===== Records for this exercise =====

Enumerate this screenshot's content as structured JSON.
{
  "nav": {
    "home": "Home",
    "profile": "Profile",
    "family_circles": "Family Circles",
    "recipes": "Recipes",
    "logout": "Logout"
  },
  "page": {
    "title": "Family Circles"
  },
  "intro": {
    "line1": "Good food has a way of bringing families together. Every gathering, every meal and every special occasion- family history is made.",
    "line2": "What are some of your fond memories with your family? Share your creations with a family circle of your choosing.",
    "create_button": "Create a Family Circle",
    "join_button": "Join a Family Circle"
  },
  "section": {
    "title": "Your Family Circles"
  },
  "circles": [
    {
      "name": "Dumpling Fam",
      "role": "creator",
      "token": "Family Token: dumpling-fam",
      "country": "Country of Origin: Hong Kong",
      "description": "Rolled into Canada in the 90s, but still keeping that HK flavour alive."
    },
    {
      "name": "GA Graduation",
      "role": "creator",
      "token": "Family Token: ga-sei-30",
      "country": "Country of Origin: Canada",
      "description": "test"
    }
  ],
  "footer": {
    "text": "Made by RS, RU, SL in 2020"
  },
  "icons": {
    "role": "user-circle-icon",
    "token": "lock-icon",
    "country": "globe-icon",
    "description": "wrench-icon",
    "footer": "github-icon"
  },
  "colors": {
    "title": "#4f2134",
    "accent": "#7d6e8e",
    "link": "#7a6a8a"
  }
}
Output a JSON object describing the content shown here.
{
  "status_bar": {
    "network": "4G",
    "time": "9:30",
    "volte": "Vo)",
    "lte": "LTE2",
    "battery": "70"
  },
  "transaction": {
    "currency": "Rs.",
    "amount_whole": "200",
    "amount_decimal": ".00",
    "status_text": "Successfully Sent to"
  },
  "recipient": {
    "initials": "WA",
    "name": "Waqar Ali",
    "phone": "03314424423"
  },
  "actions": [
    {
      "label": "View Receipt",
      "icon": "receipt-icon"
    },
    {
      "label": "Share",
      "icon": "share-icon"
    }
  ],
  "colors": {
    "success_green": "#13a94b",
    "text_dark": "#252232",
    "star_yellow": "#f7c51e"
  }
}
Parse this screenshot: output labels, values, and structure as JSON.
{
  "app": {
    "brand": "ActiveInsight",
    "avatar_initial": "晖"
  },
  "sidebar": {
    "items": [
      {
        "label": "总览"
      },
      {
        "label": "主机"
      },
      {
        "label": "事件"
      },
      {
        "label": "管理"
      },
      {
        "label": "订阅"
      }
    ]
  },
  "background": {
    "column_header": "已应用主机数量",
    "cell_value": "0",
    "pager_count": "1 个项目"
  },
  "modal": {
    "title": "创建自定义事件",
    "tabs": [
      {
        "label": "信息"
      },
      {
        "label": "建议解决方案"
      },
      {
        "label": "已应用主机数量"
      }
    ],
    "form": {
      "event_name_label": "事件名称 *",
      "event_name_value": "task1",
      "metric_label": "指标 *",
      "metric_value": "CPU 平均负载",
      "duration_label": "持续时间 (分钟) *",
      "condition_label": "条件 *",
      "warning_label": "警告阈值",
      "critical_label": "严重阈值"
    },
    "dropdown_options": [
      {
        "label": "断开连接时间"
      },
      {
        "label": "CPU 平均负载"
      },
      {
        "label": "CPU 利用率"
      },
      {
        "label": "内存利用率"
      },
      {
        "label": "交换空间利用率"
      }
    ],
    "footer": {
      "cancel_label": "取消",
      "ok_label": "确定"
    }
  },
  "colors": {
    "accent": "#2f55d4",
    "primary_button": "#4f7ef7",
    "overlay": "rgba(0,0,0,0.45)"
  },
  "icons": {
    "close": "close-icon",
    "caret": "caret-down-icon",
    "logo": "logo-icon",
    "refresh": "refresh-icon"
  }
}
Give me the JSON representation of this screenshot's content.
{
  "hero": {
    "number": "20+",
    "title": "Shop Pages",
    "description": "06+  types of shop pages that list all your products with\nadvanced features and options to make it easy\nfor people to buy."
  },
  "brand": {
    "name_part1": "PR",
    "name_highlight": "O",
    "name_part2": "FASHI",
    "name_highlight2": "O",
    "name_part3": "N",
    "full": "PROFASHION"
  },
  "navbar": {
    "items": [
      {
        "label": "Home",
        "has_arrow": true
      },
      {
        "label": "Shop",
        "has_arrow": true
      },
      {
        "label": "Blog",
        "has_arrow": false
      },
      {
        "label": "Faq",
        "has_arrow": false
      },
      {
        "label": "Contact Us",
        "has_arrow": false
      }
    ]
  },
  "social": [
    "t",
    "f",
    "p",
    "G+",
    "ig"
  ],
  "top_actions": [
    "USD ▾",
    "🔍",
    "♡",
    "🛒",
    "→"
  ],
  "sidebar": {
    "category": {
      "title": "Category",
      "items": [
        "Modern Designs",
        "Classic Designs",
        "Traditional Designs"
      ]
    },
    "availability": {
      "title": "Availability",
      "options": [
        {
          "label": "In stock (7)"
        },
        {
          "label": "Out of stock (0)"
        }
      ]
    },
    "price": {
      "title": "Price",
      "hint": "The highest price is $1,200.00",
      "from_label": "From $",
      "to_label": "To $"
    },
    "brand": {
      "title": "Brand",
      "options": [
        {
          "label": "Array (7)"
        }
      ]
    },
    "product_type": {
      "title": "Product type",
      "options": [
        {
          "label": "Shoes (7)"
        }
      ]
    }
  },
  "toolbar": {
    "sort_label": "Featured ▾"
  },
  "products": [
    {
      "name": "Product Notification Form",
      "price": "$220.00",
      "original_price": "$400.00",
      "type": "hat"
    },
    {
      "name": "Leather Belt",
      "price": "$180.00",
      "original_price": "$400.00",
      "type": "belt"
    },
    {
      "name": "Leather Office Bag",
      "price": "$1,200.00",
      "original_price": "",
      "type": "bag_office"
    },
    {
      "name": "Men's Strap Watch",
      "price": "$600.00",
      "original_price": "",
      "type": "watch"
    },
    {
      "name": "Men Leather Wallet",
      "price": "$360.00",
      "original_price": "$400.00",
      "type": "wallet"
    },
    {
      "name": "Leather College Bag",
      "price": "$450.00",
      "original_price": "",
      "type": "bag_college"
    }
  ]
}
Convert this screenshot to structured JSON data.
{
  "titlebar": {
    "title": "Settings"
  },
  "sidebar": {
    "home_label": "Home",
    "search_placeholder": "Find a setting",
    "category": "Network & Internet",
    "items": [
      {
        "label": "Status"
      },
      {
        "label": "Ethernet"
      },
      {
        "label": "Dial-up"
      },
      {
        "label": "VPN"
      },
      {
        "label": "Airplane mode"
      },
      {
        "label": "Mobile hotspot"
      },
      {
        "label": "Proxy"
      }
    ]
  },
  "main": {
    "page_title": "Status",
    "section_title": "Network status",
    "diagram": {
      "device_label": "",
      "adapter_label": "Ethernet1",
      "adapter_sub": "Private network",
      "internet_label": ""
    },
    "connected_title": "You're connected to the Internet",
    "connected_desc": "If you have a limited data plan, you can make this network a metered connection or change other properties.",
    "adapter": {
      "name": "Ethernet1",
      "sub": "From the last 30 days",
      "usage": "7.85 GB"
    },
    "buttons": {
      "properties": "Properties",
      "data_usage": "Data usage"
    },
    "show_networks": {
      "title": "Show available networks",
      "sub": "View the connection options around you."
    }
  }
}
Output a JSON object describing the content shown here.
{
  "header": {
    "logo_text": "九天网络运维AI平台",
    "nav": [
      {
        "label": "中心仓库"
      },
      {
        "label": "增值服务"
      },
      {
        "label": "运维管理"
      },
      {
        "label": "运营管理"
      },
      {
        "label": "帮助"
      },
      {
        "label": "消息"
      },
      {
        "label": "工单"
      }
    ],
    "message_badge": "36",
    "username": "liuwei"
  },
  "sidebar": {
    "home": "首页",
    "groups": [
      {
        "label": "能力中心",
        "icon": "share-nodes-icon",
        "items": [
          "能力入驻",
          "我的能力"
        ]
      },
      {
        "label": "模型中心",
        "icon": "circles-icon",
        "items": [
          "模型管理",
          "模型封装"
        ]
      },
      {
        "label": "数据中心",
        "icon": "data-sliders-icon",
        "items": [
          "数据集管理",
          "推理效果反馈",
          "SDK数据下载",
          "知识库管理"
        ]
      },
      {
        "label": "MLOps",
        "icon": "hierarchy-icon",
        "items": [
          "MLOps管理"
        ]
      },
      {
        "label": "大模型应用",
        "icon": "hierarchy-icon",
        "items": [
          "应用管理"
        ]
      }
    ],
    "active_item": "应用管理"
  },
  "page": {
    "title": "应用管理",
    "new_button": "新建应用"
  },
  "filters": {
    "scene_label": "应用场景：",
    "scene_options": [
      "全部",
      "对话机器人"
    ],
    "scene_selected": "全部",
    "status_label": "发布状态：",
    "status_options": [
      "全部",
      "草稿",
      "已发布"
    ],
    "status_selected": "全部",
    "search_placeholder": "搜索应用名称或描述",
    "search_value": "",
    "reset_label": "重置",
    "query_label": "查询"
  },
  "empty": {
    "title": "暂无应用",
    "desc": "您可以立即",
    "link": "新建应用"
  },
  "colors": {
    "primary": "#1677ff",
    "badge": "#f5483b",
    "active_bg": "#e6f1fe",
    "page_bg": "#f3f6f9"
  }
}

=====

• Given problem:
Read the lines above. Gather those in which the string "connection" is found.

• Exercise result:
    "connected_desc": "If you have a limited data plan, you can make this network a metered connection or change other properties.",
      "sub": "View the connection options around you."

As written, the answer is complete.